(Stored items)

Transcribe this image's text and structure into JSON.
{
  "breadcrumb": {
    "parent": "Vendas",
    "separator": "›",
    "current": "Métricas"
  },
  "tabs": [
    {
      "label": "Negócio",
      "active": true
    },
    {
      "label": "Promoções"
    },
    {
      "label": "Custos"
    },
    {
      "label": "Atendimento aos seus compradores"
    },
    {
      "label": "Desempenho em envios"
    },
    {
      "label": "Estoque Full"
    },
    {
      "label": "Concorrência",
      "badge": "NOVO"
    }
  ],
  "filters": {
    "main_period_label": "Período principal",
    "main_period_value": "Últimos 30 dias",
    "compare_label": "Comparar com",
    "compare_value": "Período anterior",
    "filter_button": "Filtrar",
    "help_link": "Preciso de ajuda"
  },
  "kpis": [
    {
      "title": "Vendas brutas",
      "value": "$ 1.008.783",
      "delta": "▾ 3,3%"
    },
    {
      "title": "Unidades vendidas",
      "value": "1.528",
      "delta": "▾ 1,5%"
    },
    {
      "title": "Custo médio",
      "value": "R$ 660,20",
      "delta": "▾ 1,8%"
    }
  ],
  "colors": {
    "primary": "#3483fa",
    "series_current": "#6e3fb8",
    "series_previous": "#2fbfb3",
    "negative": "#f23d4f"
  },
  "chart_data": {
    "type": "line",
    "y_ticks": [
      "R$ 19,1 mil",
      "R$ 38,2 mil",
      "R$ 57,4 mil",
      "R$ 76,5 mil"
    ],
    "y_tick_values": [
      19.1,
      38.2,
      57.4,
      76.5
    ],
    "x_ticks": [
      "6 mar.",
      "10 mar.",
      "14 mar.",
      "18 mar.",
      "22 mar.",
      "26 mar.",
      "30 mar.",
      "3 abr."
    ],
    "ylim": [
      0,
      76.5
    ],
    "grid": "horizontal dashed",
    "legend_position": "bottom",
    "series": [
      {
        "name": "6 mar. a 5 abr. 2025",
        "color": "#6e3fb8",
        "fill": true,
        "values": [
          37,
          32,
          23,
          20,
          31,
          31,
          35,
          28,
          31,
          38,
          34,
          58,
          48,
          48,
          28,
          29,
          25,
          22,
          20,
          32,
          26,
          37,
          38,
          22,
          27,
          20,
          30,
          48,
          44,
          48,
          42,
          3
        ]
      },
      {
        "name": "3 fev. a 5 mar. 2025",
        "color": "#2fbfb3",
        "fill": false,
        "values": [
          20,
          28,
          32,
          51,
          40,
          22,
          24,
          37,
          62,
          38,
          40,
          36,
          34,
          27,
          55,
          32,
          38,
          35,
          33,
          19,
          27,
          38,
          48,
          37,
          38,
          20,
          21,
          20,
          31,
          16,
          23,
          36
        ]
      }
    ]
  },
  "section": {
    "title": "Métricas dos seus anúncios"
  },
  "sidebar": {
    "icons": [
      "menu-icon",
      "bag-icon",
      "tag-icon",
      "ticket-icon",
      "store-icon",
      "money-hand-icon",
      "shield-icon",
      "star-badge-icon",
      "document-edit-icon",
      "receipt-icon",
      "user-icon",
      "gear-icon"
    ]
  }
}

→ **Instruction**:
Word for word, write out all of the data above.

→ **Problem solution**:
Transcribe this image's text and structure into JSON.
{
  "breadcrumb": {
    "parent": "Vendas",
    "separator": "›",
    "current": "Métricas"
  },
  "tabs": [
    {
      "label": "Negócio",
      "active": true
    },
    {
      "label": "Promoções"
    },
    {
      "label": "Custos"
    },
    {
      "label": "Atendimento aos seus compradores"
    },
    {
      "label": "Desempenho em envios"
    },
    {
      "label": "Estoque Full"
    },
    {
      "label": "Concorrência",
      "badge": "NOVO"
    }
  ],
  "filters": {
    "main_period_label": "Período principal",
    "main_period_value": "Últimos 30 dias",
    "compare_label": "Comparar com",
    "compare_value": "Período anterior",
    "filter_button": "Filtrar",
    "help_link": "Preciso de ajuda"
  },
  "kpis": [
    {
      "title": "Vendas brutas",
      "value": "$ 1.008.783",
      "delta": "▾ 3,3%"
    },
    {
      "title": "Unidades vendidas",
      "value": "1.528",
      "delta": "▾ 1,5%"
    },
    {
      "title": "Custo médio",
      "value": "R$ 660,20",
      "delta": "▾ 1,8%"
    }
  ],
  "colors": {
    "primary": "#3483fa",
    "series_current": "#6e3fb8",
    "series_previous": "#2fbfb3",
    "negative": "#f23d4f"
  },
  "chart_data": {
    "type": "line",
    "y_ticks": [
      "R$ 19,1 mil",
      "R$ 38,2 mil",
      "R$ 57,4 mil",
      "R$ 76,5 mil"
    ],
    "y_tick_values": [
      19.1,
      38.2,
      57.4,
      76.5
    ],
    "x_ticks": [
      "6 mar.",
      "10 mar.",
      "14 mar.",
      "18 mar.",
      "22 mar.",
      "26 mar.",
      "30 mar.",
      "3 abr."
    ],
    "ylim": [
      0,
      76.5
    ],
    "grid": "horizontal dashed",
    "legend_position": "bottom",
    "series": [
      {
        "name": "6 mar. a 5 abr. 2025",
        "color": "#6e3fb8",
        "fill": true,
        "values": [
          37,
          32,
          23,
          20,
          31,
          31,
          35,
          28,
          31,
          38,
          34,
          58,
          48,
          48,
          28,
          29,
          25,
          22,
          20,
          32,
          26,
          37,
          38,
          22,
          27,
          20,
          30,
          48,
          44,
          48,
          42,
          3
        ]
      },
      {
        "name": "3 fev. a 5 mar. 2025",
        "color": "#2fbfb3",
        "fill": false,
        "values": [
          20,
          28,
          32,
          51,
          40,
          22,
          24,
          37,
          62,
          38,
          40,
          36,
          34,
          27,
          55,
          32,
          38,
          35,
          33,
          19,
          27,
          38,
          48,
          37,
          38,
          20,
          21,
          20,
          31,
          16,
          23,
          36
        ]
      }
    ]
  },
  "section": {
    "title": "Métricas dos seus anúncios"
  },
  "sidebar": {
    "icons": [
      "menu-icon",
      "bag-icon",
      "tag-icon",
      "ticket-icon",
      "store-icon",
      "money-hand-icon",
      "shield-icon",
      "star-badge-icon",
      "document-edit-icon",
      "receipt-icon",
      "user-icon",
      "gear-icon"
    ]
  }
}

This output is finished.